* WHAT THE EXERCISE ASKS *
Skip the pictures and extract all of the lines exactly as written.
[Start DATA SHOWN]
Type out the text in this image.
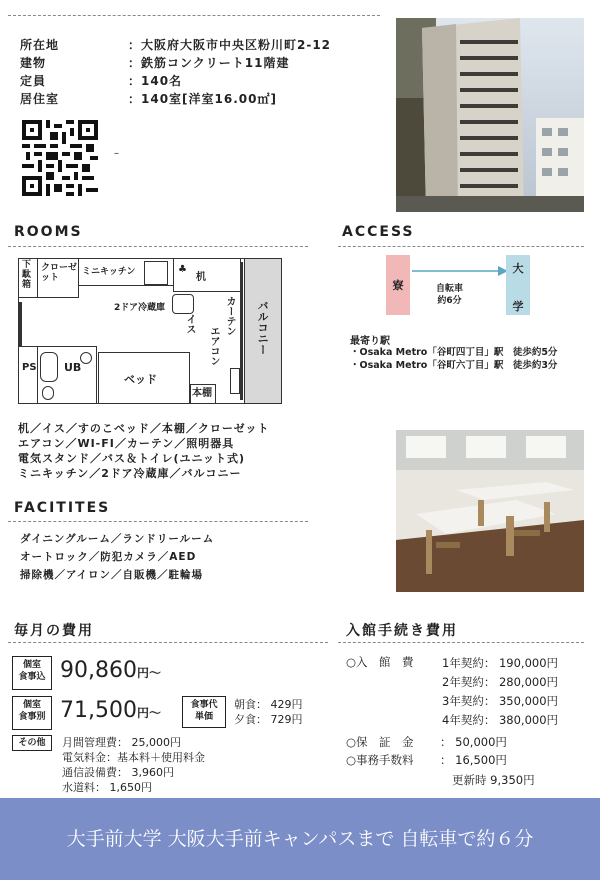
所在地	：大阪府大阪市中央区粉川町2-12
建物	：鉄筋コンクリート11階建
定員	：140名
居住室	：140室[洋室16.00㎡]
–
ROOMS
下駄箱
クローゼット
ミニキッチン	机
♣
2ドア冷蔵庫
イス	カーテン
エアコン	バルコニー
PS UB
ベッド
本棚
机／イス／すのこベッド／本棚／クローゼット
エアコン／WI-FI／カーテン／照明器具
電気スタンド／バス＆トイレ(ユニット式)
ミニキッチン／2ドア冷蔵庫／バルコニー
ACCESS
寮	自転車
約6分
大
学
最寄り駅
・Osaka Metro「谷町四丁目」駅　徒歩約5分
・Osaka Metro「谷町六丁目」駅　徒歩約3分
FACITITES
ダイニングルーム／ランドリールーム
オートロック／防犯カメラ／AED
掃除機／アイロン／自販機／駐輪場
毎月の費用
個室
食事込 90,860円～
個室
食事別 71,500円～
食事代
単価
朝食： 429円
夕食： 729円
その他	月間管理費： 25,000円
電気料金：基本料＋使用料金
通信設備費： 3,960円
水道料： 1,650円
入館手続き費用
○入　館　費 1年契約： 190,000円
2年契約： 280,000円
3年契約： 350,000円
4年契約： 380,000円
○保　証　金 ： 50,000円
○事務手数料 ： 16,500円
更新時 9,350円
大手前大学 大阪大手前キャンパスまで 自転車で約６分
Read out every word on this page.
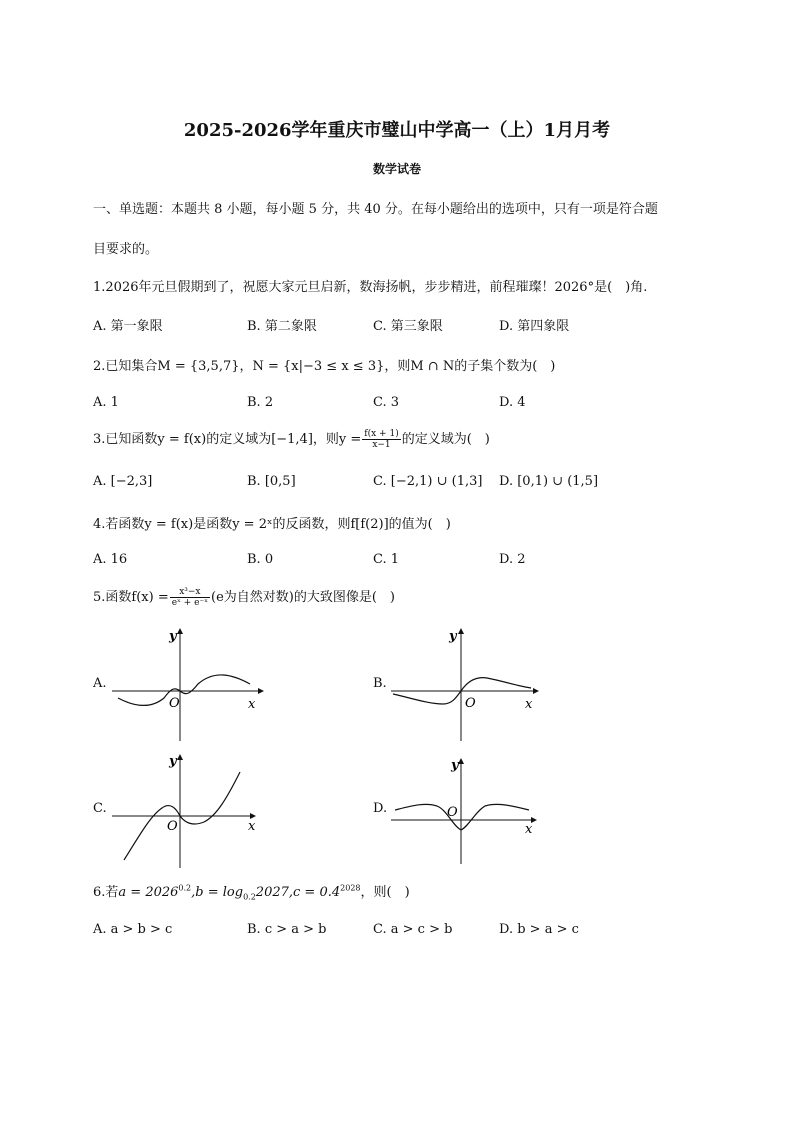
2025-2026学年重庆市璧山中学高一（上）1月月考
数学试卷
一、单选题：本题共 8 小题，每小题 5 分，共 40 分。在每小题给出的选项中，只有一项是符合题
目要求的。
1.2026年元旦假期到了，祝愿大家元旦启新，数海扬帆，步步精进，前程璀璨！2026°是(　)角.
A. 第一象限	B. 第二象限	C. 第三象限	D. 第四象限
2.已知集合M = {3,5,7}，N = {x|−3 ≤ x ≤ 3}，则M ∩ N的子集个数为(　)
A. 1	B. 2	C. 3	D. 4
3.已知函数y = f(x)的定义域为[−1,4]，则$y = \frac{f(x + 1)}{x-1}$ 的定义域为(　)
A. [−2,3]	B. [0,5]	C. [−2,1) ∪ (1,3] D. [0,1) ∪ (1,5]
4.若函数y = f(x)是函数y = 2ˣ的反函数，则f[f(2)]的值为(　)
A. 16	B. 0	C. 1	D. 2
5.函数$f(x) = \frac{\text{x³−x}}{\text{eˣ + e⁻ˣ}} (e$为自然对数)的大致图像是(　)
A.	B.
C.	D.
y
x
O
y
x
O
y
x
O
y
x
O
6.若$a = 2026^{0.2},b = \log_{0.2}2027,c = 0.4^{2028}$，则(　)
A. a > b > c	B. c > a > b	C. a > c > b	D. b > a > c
[End DATA SHOWN]
* FINISHED ANSWER *
Type out the text in this image.
所在地	：大阪府大阪市中央区粉川町2-12
建物	：鉄筋コンクリート11階建
定員	：140名
居住室	：140室[洋室16.00㎡]
–
ROOMS
下駄箱
クローゼット
ミニキッチン	机
♣
2ドア冷蔵庫
イス	カーテン
エアコン	バルコニー
PS UB
ベッド
本棚
机／イス／すのこベッド／本棚／クローゼット
エアコン／WI-FI／カーテン／照明器具
電気スタンド／バス＆トイレ(ユニット式)
ミニキッチン／2ドア冷蔵庫／バルコニー
ACCESS
寮	自転車
約6分
大
学
最寄り駅
・Osaka Metro「谷町四丁目」駅　徒歩約5分
・Osaka Metro「谷町六丁目」駅　徒歩約3分
FACITITES
ダイニングルーム／ランドリールーム
オートロック／防犯カメラ／AED
掃除機／アイロン／自販機／駐輪場
毎月の費用
個室
食事込 90,860円～
個室
食事別 71,500円～
食事代
単価
朝食： 429円
夕食： 729円
その他	月間管理費： 25,000円
電気料金：基本料＋使用料金
通信設備費： 3,960円
水道料： 1,650円
入館手続き費用
○入　館　費 1年契約： 190,000円
2年契約： 280,000円
3年契約： 350,000円
4年契約： 380,000円
○保　証　金 ： 50,000円
○事務手数料 ： 16,500円
更新時 9,350円
大手前大学 大阪大手前キャンパスまで 自転車で約６分
Read out every word on this page.
2025-2026学年重庆市璧山中学高一（上）1月月考
数学试卷
一、单选题：本题共 8 小题，每小题 5 分，共 40 分。在每小题给出的选项中，只有一项是符合题
目要求的。
1.2026年元旦假期到了，祝愿大家元旦启新，数海扬帆，步步精进，前程璀璨！2026°是(　)角.
A. 第一象限	B. 第二象限	C. 第三象限	D. 第四象限
2.已知集合M = {3,5,7}，N = {x|−3 ≤ x ≤ 3}，则M ∩ N的子集个数为(　)
A. 1	B. 2	C. 3	D. 4
3.已知函数y = f(x)的定义域为[−1,4]，则$y = \frac{f(x + 1)}{x-1}$ 的定义域为(　)
A. [−2,3]	B. [0,5]	C. [−2,1) ∪ (1,3] D. [0,1) ∪ (1,5]
4.若函数y = f(x)是函数y = 2ˣ的反函数，则f[f(2)]的值为(　)
A. 16	B. 0	C. 1	D. 2
5.函数$f(x) = \frac{\text{x³−x}}{\text{eˣ + e⁻ˣ}} (e$为自然对数)的大致图像是(　)
A.	B.
C.	D.
y
x
O
y
x
O
y
x
O
y
x
O
6.若$a = 2026^{0.2},b = \log_{0.2}2027,c = 0.4^{2028}$，则(　)
A. a > b > c	B. c > a > b	C. a > c > b	D. b > a > c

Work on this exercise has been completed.